(Prompt)
Below are some records. Copy every line in them that holds "Whom".
::: Input rows
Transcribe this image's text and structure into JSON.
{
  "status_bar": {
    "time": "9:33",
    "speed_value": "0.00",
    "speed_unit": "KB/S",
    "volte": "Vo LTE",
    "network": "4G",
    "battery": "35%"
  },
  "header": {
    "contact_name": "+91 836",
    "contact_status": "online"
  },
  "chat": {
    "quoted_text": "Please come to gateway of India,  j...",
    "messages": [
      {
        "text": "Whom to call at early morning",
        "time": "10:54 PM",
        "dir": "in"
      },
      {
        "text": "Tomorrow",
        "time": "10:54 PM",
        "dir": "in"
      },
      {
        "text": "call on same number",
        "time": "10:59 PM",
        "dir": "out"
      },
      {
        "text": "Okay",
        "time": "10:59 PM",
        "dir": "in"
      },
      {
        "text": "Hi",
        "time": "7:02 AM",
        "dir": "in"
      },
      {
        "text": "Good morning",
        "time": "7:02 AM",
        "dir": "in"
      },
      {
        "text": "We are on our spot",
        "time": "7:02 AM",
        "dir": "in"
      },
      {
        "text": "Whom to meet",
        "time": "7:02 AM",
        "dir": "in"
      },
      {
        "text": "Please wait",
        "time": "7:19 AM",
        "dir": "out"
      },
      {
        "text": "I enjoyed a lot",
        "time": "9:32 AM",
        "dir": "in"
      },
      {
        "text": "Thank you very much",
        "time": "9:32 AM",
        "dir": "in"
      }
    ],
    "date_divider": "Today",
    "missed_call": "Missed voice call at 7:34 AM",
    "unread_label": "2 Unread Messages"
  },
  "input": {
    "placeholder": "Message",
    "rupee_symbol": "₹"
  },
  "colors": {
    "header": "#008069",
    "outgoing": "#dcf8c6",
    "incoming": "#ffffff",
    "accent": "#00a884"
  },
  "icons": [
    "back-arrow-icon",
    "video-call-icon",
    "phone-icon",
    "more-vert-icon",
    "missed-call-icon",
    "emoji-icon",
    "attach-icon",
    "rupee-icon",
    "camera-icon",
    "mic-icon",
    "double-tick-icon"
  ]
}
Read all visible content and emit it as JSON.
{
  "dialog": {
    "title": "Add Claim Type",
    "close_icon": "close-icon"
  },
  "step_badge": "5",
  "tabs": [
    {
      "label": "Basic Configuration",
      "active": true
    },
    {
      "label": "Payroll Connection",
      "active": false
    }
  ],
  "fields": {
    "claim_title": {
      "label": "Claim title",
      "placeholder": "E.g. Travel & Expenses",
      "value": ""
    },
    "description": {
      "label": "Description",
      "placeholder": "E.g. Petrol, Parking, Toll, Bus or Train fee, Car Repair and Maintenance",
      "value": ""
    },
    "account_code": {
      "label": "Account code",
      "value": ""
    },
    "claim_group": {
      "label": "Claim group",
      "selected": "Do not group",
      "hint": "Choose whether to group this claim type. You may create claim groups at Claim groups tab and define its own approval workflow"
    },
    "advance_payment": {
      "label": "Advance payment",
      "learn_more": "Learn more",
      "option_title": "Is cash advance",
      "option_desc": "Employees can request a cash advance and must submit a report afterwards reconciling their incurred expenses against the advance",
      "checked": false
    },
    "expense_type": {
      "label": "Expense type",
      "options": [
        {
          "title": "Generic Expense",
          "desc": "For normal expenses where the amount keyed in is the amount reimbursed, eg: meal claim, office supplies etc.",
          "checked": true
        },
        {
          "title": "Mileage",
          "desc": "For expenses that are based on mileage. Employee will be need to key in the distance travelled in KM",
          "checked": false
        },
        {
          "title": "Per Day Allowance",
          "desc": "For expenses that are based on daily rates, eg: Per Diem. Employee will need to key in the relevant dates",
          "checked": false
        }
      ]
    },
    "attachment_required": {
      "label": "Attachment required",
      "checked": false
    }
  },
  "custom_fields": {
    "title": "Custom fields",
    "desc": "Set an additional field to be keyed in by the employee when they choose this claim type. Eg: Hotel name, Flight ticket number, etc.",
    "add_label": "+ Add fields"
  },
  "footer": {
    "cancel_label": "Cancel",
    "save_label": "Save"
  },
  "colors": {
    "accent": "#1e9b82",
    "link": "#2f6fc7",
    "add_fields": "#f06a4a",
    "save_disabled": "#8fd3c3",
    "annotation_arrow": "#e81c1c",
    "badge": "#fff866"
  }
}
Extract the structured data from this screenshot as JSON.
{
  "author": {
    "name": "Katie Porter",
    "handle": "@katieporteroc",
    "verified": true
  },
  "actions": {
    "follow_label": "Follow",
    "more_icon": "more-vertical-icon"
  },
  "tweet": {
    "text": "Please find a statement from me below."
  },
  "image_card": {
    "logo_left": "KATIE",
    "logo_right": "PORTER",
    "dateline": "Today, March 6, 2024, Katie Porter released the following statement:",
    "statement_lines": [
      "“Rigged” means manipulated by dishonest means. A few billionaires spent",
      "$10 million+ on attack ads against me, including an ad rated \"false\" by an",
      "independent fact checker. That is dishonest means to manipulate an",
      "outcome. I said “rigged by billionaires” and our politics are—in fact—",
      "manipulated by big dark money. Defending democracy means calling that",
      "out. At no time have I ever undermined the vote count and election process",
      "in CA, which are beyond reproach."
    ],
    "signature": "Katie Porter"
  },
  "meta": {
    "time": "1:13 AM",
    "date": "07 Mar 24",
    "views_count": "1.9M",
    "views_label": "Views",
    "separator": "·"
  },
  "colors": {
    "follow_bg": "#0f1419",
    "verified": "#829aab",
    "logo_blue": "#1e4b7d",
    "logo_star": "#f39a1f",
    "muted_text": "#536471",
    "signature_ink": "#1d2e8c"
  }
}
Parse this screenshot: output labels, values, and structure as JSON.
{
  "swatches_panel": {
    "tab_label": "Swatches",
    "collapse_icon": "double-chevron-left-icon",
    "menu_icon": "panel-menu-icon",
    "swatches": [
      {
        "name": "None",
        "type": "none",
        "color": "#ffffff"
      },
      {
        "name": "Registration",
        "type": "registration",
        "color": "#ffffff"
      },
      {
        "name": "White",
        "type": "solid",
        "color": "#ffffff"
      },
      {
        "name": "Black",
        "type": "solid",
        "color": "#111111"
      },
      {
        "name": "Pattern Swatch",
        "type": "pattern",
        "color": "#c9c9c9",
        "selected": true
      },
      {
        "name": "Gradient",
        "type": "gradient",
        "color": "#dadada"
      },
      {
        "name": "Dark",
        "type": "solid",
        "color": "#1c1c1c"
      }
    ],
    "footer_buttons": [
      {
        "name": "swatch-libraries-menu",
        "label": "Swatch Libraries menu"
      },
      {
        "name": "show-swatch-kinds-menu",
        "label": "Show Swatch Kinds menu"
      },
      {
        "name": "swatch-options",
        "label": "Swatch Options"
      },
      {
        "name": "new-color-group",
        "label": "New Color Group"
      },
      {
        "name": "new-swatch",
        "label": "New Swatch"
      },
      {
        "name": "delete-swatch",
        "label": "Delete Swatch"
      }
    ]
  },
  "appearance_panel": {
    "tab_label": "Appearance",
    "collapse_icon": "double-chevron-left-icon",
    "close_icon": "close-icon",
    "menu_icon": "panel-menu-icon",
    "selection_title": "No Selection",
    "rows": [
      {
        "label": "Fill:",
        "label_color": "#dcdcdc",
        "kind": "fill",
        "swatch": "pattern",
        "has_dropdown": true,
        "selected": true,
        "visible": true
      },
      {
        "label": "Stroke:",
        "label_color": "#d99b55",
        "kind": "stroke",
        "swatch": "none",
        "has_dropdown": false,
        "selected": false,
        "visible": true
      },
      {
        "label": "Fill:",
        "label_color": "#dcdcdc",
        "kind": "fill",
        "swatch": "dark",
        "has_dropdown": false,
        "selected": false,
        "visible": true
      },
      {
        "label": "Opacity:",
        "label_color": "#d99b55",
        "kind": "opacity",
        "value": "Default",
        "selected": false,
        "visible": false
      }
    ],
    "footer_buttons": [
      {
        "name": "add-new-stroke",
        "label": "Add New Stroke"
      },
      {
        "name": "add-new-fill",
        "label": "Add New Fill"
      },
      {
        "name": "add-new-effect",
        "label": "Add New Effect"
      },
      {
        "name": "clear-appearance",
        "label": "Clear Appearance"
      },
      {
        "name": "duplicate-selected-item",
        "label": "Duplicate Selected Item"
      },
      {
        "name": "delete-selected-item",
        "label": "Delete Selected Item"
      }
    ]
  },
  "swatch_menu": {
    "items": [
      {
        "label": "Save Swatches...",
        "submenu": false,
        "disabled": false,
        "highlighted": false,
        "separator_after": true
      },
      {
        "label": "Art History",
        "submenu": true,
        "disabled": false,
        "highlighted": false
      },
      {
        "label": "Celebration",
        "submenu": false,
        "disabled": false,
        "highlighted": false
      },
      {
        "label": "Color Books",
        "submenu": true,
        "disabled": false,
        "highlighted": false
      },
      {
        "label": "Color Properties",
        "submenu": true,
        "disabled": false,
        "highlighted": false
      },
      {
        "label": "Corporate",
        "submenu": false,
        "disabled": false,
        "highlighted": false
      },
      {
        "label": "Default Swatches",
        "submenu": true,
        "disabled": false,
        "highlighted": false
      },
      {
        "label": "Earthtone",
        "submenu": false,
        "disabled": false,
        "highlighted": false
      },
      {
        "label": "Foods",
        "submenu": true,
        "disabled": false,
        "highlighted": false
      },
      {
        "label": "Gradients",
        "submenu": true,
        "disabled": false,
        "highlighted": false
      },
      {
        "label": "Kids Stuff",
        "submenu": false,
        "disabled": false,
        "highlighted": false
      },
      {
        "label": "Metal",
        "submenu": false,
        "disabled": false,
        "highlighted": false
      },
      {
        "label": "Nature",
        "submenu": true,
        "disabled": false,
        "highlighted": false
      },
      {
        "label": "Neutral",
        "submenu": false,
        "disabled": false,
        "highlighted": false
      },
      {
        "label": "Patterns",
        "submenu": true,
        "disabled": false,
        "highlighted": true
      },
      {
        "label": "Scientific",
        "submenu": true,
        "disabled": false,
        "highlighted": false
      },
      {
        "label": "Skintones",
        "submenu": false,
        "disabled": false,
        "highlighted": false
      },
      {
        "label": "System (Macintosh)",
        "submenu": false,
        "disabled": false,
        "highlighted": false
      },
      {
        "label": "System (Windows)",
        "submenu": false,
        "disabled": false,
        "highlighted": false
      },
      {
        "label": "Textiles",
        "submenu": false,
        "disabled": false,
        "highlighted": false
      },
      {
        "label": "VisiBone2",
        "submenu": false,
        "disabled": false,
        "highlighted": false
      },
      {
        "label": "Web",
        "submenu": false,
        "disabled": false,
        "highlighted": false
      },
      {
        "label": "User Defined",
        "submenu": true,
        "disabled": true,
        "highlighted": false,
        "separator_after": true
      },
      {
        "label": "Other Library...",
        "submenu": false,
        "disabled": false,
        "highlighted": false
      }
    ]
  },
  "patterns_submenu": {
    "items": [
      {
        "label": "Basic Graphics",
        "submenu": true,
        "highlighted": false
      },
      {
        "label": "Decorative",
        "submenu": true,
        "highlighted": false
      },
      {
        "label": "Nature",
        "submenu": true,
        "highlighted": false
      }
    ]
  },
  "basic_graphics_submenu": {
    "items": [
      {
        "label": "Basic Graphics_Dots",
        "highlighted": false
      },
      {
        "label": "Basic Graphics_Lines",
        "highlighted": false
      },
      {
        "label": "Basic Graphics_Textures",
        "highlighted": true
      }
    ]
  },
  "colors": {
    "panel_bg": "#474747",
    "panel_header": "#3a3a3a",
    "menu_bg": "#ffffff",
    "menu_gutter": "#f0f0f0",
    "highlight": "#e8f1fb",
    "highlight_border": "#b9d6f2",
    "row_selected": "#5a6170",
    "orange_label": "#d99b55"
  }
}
::::::
(The output)
        "text": "Whom to call at early morning",
        "text": "Whom to meet",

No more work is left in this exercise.